**EXCERPTED RECORDS**

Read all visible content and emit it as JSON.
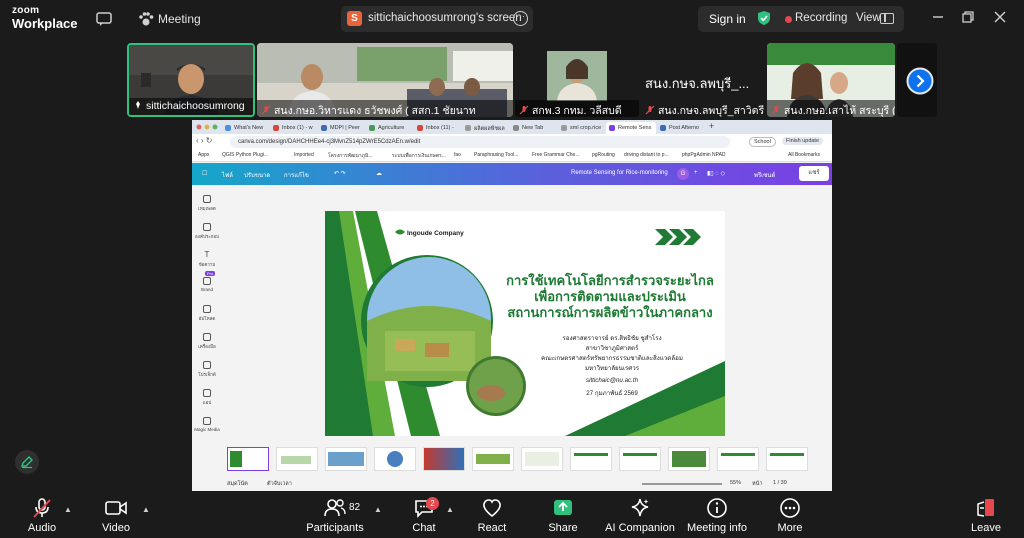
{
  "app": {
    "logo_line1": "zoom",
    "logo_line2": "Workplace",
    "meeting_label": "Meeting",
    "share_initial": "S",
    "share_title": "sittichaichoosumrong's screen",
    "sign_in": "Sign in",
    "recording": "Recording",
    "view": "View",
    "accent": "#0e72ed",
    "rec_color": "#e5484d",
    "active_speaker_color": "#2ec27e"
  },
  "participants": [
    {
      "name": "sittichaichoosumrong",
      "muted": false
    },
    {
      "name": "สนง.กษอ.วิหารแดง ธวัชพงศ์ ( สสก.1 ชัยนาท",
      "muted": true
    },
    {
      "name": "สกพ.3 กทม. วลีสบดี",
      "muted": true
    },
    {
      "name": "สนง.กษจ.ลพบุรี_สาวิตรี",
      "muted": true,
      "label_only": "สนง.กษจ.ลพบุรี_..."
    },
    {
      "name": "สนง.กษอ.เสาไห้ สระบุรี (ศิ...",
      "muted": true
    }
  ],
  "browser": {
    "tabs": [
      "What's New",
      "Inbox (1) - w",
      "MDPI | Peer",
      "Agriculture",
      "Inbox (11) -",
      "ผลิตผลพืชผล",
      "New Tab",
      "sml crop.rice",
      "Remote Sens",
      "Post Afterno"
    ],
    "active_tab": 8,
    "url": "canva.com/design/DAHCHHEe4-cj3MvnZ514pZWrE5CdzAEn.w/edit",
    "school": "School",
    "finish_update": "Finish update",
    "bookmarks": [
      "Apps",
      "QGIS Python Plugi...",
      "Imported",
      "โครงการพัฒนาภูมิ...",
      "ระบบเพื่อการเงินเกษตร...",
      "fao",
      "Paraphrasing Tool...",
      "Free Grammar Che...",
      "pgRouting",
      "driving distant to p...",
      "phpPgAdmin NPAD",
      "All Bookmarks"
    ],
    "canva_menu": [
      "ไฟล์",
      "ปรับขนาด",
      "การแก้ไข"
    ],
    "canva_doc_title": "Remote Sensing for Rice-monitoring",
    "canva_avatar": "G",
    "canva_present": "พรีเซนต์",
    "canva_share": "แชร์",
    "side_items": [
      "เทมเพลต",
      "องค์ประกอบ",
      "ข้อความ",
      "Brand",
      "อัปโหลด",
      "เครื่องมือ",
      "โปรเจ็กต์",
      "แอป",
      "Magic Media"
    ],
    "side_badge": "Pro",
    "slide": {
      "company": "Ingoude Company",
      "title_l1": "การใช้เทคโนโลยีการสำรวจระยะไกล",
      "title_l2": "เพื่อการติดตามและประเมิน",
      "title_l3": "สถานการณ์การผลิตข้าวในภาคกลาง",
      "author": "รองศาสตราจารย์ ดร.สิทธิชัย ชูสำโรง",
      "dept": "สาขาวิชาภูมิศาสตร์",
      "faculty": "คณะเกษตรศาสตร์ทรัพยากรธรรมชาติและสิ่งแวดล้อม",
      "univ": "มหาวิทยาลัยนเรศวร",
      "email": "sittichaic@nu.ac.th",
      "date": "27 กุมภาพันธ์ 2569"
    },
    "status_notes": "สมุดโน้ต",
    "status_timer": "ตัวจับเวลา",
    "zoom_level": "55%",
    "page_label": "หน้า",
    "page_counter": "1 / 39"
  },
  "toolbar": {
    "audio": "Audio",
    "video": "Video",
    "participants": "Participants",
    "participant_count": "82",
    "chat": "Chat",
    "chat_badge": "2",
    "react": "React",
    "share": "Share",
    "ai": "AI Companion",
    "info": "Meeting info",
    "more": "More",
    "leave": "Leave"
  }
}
---
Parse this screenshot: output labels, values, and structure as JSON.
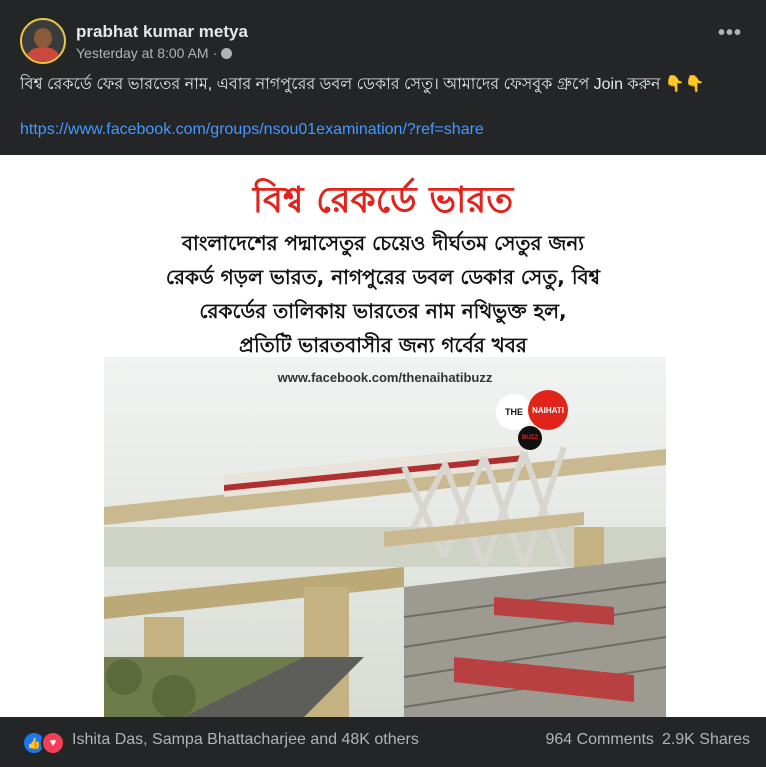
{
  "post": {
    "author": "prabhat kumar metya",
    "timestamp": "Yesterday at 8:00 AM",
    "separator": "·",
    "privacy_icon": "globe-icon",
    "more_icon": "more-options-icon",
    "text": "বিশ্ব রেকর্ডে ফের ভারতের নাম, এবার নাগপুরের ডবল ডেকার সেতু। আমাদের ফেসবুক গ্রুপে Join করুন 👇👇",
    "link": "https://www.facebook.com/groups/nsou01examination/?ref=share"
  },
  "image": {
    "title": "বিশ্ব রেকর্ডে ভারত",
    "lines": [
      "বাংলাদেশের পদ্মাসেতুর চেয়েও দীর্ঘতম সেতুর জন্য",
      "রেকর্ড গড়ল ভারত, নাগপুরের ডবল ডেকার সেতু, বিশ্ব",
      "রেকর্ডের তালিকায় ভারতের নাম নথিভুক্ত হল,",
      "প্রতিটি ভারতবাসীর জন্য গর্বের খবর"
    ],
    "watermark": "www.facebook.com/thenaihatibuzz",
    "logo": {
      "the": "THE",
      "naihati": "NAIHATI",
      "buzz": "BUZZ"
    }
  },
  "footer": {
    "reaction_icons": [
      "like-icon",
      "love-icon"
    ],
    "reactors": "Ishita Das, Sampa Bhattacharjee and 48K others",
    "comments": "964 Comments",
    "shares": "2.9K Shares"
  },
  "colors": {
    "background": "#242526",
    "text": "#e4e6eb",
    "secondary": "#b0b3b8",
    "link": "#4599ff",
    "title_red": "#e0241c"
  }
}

**INSTRUCTIONS FOR THE TASK**
Extract from the material all lines containing the string "sittichaichoosumrong".

**SOLUTION TO THIS EXERCISE**
    "share_title": "sittichaichoosumrong's screen",
      "name": "sittichaichoosumrong",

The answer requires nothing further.